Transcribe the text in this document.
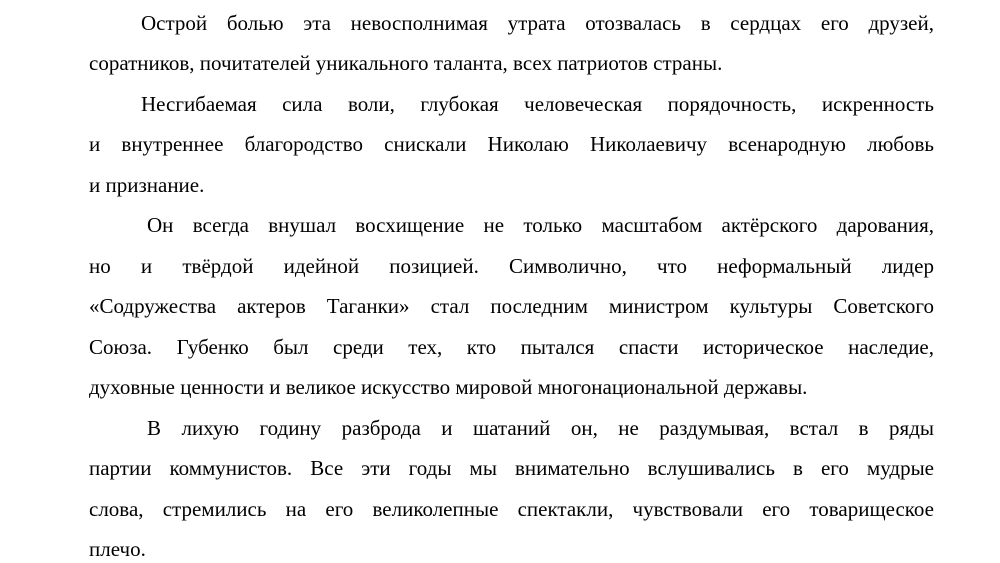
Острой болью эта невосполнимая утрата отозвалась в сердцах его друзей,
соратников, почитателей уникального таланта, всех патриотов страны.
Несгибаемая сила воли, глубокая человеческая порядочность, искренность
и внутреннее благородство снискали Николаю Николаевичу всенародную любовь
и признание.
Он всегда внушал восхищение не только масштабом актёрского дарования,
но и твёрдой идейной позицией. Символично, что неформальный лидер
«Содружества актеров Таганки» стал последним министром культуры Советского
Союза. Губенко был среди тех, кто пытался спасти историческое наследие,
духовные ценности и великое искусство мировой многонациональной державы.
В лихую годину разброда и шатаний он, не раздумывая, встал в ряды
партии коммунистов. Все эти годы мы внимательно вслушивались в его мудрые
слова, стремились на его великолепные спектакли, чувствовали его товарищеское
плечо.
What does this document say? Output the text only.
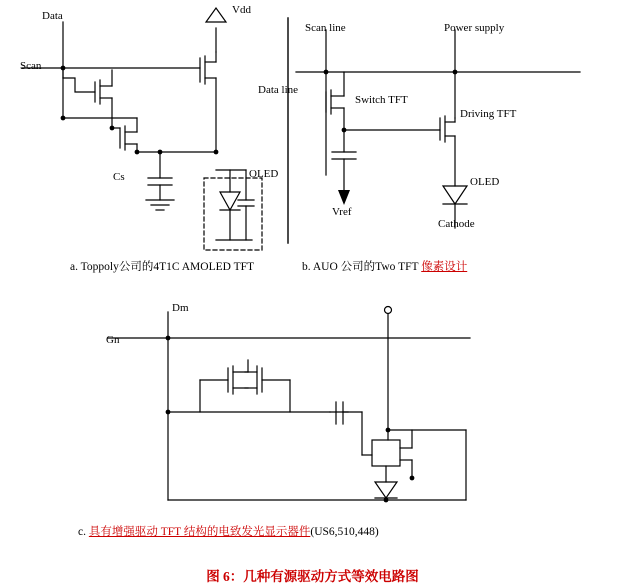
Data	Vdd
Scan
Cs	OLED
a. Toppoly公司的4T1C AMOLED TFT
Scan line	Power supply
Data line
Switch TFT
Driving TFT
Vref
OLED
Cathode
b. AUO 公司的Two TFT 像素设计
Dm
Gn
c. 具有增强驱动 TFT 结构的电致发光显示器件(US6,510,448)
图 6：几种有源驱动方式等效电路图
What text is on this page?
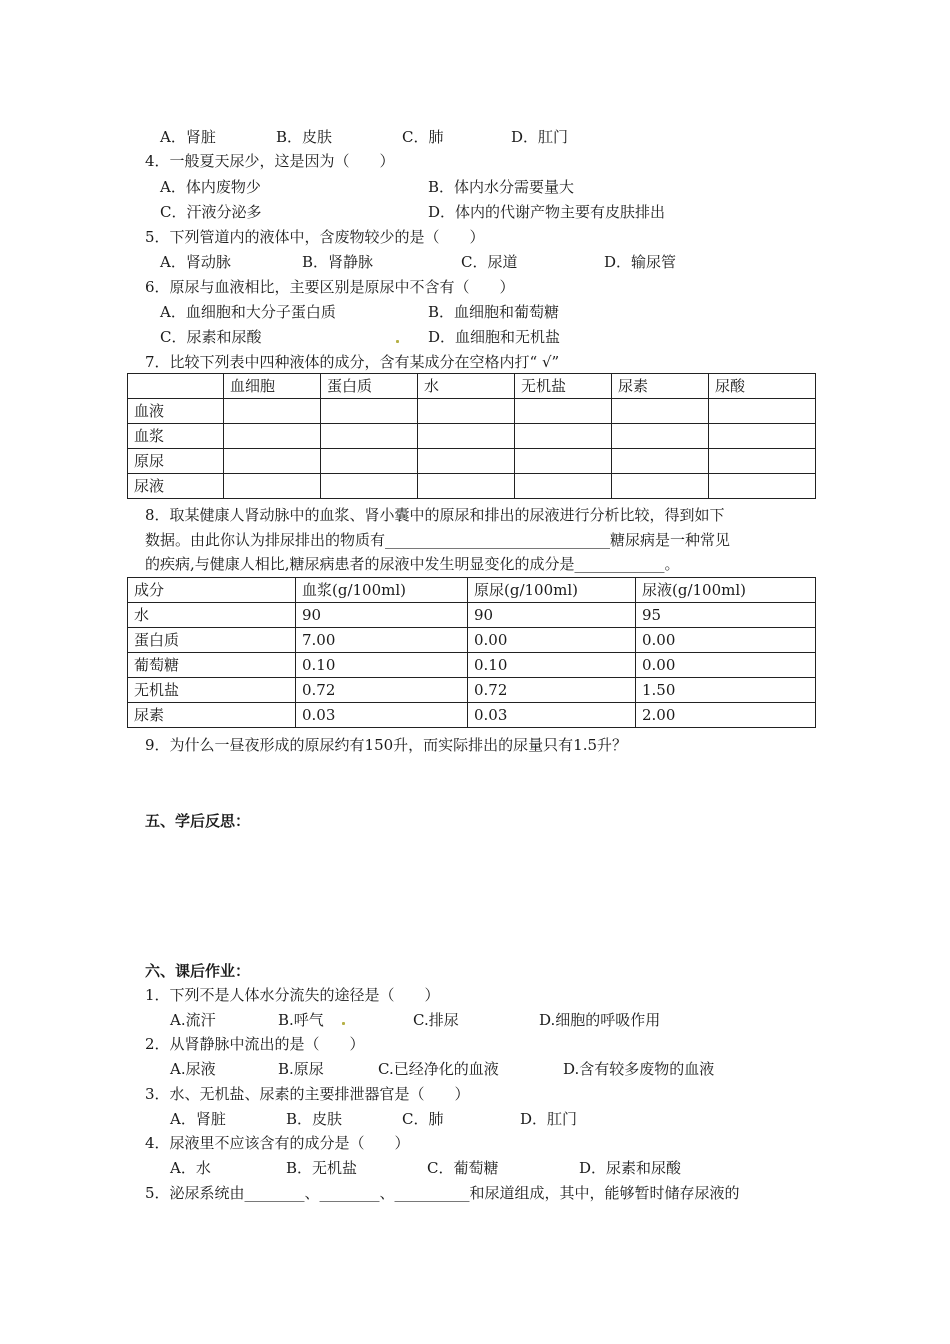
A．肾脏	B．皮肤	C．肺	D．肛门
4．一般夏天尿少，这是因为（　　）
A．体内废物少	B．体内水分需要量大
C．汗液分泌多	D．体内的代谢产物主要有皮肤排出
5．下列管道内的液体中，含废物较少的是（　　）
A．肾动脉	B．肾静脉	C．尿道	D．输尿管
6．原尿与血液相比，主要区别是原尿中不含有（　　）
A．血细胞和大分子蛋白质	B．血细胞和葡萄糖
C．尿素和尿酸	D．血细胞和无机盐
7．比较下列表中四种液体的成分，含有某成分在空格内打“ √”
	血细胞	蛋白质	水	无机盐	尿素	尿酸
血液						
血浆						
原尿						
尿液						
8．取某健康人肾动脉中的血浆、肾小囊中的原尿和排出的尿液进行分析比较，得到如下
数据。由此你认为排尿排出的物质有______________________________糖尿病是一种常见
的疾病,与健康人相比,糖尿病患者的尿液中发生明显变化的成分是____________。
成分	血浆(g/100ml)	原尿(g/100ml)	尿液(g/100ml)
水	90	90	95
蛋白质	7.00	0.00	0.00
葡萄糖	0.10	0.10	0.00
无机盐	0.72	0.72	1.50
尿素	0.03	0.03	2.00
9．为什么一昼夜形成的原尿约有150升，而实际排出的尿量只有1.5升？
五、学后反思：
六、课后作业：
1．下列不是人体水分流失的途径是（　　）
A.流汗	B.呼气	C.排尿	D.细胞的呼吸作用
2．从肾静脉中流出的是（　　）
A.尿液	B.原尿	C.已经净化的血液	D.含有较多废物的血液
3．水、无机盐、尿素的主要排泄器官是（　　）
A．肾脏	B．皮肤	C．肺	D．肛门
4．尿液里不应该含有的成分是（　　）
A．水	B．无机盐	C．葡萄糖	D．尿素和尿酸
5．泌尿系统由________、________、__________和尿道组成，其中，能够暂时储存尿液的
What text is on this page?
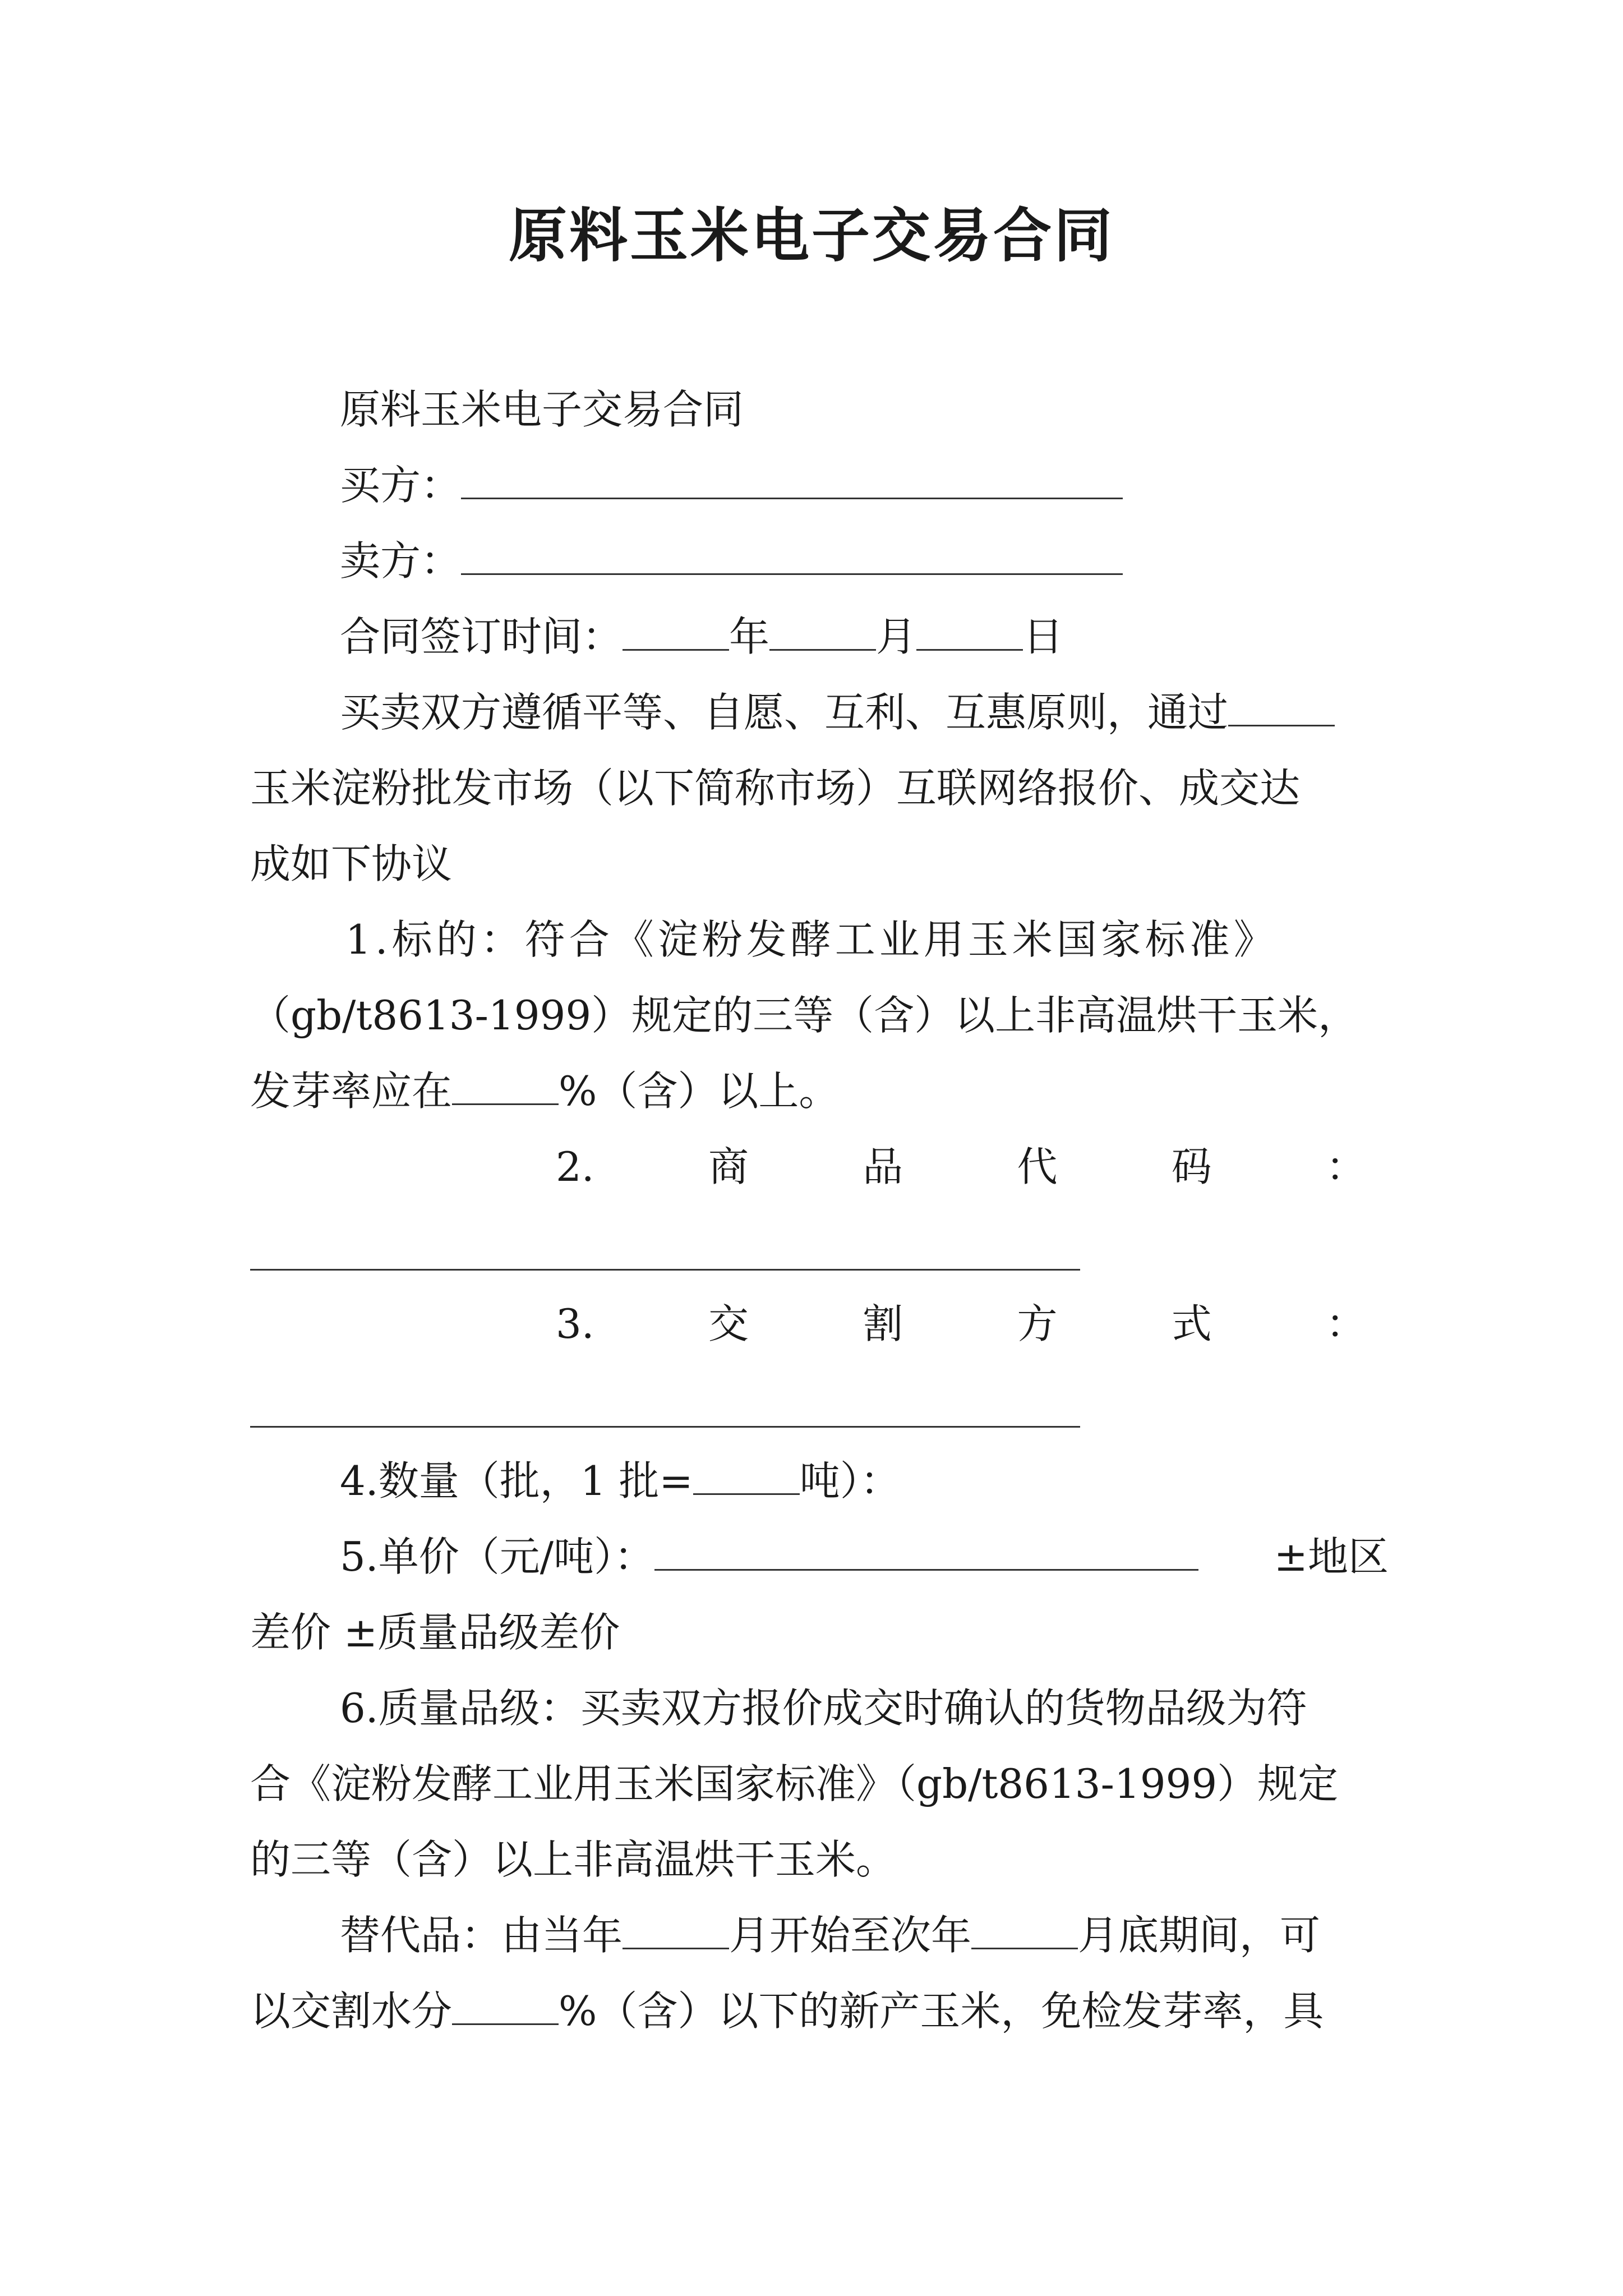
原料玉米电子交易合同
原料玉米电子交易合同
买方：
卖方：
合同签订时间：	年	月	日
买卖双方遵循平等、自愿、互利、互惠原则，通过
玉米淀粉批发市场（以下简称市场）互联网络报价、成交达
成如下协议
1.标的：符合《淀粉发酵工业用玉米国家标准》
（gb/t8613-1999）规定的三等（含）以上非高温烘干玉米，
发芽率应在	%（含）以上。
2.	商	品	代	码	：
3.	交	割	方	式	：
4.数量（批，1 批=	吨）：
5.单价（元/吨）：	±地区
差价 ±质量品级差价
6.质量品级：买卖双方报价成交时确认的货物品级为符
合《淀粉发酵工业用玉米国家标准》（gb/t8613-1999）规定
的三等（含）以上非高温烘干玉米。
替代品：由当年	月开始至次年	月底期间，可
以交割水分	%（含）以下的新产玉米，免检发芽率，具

What is required –
Repeat verbatim the range of lines that opens at the line containing "What does this" and closes at the last line of the entries, excluding all pictures.

Problem solution –
What does this document say? Output the text only.
Data	Vdd
Scan
Cs	OLED
a. Toppoly公司的4T1C AMOLED TFT
Scan line	Power supply
Data line
Switch TFT
Driving TFT
Vref
OLED
Cathode
b. AUO 公司的Two TFT 像素设计
Dm
Gn
c. 具有增强驱动 TFT 结构的电致发光显示器件(US6,510,448)
图 6：几种有源驱动方式等效电路图
What text is on this page?
A．肾脏	B．皮肤	C．肺	D．肛门
4．一般夏天尿少，这是因为（　　）
A．体内废物少	B．体内水分需要量大
C．汗液分泌多	D．体内的代谢产物主要有皮肤排出
5．下列管道内的液体中，含废物较少的是（　　）
A．肾动脉	B．肾静脉	C．尿道	D．输尿管
6．原尿与血液相比，主要区别是原尿中不含有（　　）
A．血细胞和大分子蛋白质	B．血细胞和葡萄糖
C．尿素和尿酸	D．血细胞和无机盐
7．比较下列表中四种液体的成分，含有某成分在空格内打“ √”
	血细胞	蛋白质	水	无机盐	尿素	尿酸
血液						
血浆						
原尿						
尿液						
8．取某健康人肾动脉中的血浆、肾小囊中的原尿和排出的尿液进行分析比较，得到如下
数据。由此你认为排尿排出的物质有______________________________糖尿病是一种常见
的疾病,与健康人相比,糖尿病患者的尿液中发生明显变化的成分是____________。
成分	血浆(g/100ml)	原尿(g/100ml)	尿液(g/100ml)
水	90	90	95
蛋白质	7.00	0.00	0.00
葡萄糖	0.10	0.10	0.00
无机盐	0.72	0.72	1.50
尿素	0.03	0.03	2.00
9．为什么一昼夜形成的原尿约有150升，而实际排出的尿量只有1.5升？
五、学后反思：
六、课后作业：
1．下列不是人体水分流失的途径是（　　）
A.流汗	B.呼气	C.排尿	D.细胞的呼吸作用
2．从肾静脉中流出的是（　　）
A.尿液	B.原尿	C.已经净化的血液	D.含有较多废物的血液
3．水、无机盐、尿素的主要排泄器官是（　　）
A．肾脏	B．皮肤	C．肺	D．肛门
4．尿液里不应该含有的成分是（　　）
A．水	B．无机盐	C．葡萄糖	D．尿素和尿酸
5．泌尿系统由________、________、__________和尿道组成，其中，能够暂时储存尿液的
What text is on this page?
原料玉米电子交易合同
原料玉米电子交易合同
买方：
卖方：
合同签订时间：	年	月	日
买卖双方遵循平等、自愿、互利、互惠原则，通过
玉米淀粉批发市场（以下简称市场）互联网络报价、成交达
成如下协议
1.标的：符合《淀粉发酵工业用玉米国家标准》
（gb/t8613-1999）规定的三等（含）以上非高温烘干玉米，
发芽率应在	%（含）以上。
2.	商	品	代	码	：
3.	交	割	方	式	：
4.数量（批，1 批=	吨）：
5.单价（元/吨）：	±地区
差价 ±质量品级差价
6.质量品级：买卖双方报价成交时确认的货物品级为符
合《淀粉发酵工业用玉米国家标准》（gb/t8613-1999）规定
的三等（含）以上非高温烘干玉米。
替代品：由当年	月开始至次年	月底期间，可
以交割水分	%（含）以下的新产玉米，免检发芽率，具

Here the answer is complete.